Monday, September 11, 2017

Get Off the Porch

September 10, 2017
Palms Westminster Presbyterian Church


Matthew 18.15-20

Good Morning Palms Westminster … and what a morning it is … all of us watching Irma … and earlier Harvey … people in harms way … some of us have friends and family at risk, and for them se pray.

Yet, for us here, in this moment, 
it’s a good morning .. because we’re here.

We have a chance, 
all over again, 
to practice the Great Commandment, 
to love God with all that we are, 
and to love one another dearly and deeply.

And practice it is …

Think of a pianist, practicing a piece of music over and over and over again … pencil in hand, making notes … trying this expression and that … to make the music her music … the intent of the composer, her intent … until she’s satisfied with it … 

But that’s not the end of it … the purpose of all that practice, all that sweat, blood and tears … it’s the concert on the weekend … when hundreds, maybe even thousands, show up … to hear great music offered by the pianist …

The practice is utterly important, but the real test of what’s practiced is the audience who hears it … 

Or in our case, what the world sees of us tomorrow morning.

Jesus said it, and said it clearly:
Let your light shine before others, so that they may see your good works and give glory to your Father in heaven.

What we do here this morning is practice … out there, it’s the concert …

They’ll know we are Christians by our love, by our love.
Yes, they’ll know we’re Christians by our love.

Our text this morning is all about practicing … practicing the ways of love.

Jesus addresses the hard question: what happens when the church fails to love God and fails to love one another?

What happens when another member of the church sins against you.

Who’s the you?

These words directed to the disciples … to the leaders of the church …

And what’s the sin?
The failure to love.

It’s to the leaders that Jesus speaks …
A method of care and kindness … 
go to that person … 
talk about it.
Explore the gospel together.
What does faith in Jesus Christ mean?

If that conversation doesn’t prove helpful, then have another one, but with one or two additional leaders, so that the conversation can be carefully noted … 

The purpose of the meeting is to heal … 
to help someone better understand the purpose of the church;
the meaning of faith.

If that person refuses to listen, then tell it to the church … if the member still refuses to listen … 

Treat them as a Gentile and a tax collector, says Jesus.

That sounds bad doesn’t it?
But it’s not bad; it’s good!

First off, let’s ask: How does Jesus treat Gentiles and tax collectors?

Throughout the gospels, Jesus offers the mercy of God to Gentiles and tax collectors … Jesus heals their children, helps them along the way, eating and drinking with them.

From Matthew 9:

When the Pharisees saw this, they said to his disciples, “Why does your teacher eat with tax collectors and sinners?” But when he heard this, he said, “Those who are well have no need of a physician, but those who are sick. Go and learn what this means, ‘I desire mercy, not sacrifice.’ For I have come to call not the righteous but sinners.”

Matthew himself is a tax collector.

──────────────────────────────

Goal:
Carry on the sermon on Matthew 18 from its last sentence. The lines after this come from a different source.

Dataset records:
──────────────────────────────

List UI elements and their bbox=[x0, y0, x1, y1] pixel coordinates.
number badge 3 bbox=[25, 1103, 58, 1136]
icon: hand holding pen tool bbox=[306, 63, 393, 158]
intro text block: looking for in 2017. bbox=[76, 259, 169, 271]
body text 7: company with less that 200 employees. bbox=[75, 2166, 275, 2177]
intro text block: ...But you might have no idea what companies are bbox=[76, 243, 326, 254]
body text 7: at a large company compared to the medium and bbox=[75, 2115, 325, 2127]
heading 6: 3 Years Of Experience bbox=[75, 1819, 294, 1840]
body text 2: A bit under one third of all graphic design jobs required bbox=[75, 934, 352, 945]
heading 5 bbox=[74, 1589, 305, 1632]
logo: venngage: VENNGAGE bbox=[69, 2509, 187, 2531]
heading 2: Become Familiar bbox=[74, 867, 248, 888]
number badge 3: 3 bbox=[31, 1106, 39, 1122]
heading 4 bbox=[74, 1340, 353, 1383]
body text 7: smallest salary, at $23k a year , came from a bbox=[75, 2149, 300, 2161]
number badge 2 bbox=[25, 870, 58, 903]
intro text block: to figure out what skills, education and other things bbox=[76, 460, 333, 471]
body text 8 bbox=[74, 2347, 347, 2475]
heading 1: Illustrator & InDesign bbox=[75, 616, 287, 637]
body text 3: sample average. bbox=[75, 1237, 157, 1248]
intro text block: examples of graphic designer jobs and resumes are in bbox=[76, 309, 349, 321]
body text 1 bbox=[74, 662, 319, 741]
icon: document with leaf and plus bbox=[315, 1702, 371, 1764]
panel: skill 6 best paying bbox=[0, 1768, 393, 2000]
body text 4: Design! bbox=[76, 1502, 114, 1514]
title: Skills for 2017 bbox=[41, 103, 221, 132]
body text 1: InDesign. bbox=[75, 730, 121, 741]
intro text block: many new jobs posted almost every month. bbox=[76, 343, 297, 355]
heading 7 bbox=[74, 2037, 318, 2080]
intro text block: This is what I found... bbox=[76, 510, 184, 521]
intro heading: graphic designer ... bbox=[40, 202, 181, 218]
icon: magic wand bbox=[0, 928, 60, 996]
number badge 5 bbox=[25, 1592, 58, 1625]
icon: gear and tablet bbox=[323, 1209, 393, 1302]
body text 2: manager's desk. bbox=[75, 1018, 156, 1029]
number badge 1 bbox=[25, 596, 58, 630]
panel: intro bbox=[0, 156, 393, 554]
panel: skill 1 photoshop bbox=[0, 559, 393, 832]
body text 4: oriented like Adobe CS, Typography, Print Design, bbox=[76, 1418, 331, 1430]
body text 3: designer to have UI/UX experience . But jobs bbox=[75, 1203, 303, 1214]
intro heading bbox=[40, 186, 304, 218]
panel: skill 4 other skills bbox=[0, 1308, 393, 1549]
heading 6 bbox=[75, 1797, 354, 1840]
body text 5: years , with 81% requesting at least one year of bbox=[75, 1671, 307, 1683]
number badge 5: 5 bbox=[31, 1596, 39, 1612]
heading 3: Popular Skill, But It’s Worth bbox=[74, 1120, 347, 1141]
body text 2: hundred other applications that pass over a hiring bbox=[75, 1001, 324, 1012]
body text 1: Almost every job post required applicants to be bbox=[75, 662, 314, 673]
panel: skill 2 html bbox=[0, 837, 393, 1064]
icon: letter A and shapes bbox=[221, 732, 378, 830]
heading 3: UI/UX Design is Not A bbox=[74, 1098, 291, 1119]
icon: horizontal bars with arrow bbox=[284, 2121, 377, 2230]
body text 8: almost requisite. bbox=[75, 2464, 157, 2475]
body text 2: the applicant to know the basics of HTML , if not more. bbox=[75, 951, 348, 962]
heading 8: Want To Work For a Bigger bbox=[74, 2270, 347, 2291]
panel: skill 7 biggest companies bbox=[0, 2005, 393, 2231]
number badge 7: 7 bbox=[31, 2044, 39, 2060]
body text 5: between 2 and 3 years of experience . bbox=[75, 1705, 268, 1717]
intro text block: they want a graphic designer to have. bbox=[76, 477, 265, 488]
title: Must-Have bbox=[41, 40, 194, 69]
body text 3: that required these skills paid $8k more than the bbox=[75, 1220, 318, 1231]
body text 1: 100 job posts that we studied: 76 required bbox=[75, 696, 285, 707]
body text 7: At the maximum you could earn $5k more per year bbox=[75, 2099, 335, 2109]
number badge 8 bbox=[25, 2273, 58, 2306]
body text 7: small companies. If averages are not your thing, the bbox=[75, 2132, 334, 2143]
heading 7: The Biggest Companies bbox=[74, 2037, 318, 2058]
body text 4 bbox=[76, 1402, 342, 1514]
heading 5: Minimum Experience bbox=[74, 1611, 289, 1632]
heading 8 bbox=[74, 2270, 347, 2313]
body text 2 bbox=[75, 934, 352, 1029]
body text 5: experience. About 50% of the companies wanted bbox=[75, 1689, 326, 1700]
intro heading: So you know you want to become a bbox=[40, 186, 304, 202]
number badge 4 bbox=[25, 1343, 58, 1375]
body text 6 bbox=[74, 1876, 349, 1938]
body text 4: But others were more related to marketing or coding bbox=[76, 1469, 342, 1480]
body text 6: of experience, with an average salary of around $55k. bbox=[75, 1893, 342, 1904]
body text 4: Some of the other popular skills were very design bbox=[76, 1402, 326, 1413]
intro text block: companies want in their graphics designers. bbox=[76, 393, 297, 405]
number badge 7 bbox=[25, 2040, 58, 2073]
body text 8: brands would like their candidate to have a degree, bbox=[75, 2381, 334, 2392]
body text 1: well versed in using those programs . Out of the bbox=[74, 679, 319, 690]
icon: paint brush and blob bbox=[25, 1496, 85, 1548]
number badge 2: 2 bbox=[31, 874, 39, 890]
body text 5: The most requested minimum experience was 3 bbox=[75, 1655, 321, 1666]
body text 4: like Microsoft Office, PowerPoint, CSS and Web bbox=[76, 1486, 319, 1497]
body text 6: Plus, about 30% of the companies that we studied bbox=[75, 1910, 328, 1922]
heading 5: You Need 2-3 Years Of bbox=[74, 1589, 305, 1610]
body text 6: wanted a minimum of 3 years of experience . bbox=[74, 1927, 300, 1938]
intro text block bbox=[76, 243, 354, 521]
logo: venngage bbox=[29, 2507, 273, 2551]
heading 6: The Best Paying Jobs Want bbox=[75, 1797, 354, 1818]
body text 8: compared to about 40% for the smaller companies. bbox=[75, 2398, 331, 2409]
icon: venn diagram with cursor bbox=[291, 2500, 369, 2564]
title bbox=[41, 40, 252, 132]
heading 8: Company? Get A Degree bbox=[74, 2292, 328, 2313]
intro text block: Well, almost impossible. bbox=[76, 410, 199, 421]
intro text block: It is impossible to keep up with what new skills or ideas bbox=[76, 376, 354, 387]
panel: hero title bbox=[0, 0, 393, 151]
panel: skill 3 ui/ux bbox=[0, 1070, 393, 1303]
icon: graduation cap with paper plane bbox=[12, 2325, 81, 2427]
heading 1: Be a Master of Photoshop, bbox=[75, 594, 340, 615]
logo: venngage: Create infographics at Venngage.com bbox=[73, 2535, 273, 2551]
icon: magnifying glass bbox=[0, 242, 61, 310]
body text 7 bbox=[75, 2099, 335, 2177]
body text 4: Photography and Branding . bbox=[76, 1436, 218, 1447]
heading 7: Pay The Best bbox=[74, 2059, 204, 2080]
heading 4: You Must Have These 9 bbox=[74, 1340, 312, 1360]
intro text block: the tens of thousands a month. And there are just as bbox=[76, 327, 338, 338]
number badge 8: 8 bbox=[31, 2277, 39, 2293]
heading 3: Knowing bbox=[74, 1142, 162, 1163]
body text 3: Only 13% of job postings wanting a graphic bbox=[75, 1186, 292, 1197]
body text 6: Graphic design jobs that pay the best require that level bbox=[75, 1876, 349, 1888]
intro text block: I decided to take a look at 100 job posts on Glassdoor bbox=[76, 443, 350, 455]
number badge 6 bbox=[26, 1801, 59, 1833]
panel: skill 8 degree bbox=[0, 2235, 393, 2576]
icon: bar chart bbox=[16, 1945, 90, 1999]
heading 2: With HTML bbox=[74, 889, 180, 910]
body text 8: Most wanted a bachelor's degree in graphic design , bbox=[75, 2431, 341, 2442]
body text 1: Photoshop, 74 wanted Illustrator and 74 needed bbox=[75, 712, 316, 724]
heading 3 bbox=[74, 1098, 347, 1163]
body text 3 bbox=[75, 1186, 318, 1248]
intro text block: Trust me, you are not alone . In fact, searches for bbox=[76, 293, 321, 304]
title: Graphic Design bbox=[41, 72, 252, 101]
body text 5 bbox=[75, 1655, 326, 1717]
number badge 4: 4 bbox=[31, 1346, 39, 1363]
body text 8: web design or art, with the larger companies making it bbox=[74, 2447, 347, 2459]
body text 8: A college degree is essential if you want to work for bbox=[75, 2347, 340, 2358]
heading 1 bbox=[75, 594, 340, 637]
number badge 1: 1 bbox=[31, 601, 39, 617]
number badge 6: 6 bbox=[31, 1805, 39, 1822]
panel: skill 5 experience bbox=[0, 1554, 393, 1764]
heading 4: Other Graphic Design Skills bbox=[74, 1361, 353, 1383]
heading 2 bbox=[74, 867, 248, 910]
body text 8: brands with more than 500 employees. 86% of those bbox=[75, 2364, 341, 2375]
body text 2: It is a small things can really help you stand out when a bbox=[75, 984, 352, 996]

──────────────────────────────

Expected output:
Treat them well, Jesus says; 
start all over with them … 
go back to the beginning, square one … 
never, ever, give up on anyone.

But there’s more to the story.

The whole 18th chapter reveals the way of the gospel for us …

The chapter begins with humility … Jesus calls over a child, and then says to the disciples: unless you change and become like children, you will never enter the kingdom of heaven. Whoever becomes humble like this child is the greatest in the kingdom of heaven.

And then a warning about causing trouble: those who put stumbling blocks in the way of these little ones.
Who are the little ones?

Children, literally … the vulnerable.

But little ones also means defenseless ones … those who have no voice … folks who cannot defend themselves … folks at the mercy of those bigger than they are … 

Little ones … the trinity of need outlined in the law and the prophets - the orphan, the widow and the alien … 

Little ones … to whom great care must be given … to avoid stumbling blocks.

And what is a stumbling block?

The failure of the church!
The failure to defend the defenseless … 
To offer the cup of cold water.
To cloth the naked and visit those in prison.
To honor God’s creation with care and tenderness.
To say no to lies and bigotry.
To not be covetous of wealth (which seems to be a major problem in American Christianity these days).
To not bear false witness when Tweeting.
To care for the poor and the oppressed.

Every day I read about the decline of the church in America … 

Google, “young people abandon the church,” and you will learn a lot.

Here’s a for-example list:

  • Churches seem overprotective and stifling.
  • Faith and theology feel shallow and small.
  • Lots of churches are antagonistic to science.
  • Attitudes about sexuality are often simplistic, judgmental, especially with regard to gender questions.
  • Young people are put off by the exclusive claims of Christianity.
  • Many young people, especially white evangelical youth, are disappointed in how their parents failed to deal with racism.
  • And these days, young people have little room for a faith that cannot tolerate and understand doubt.

There is nothing more powerful than a living example of faith:
Words and deeds put together 
to make a good and decent life … 
an example that children will always remember.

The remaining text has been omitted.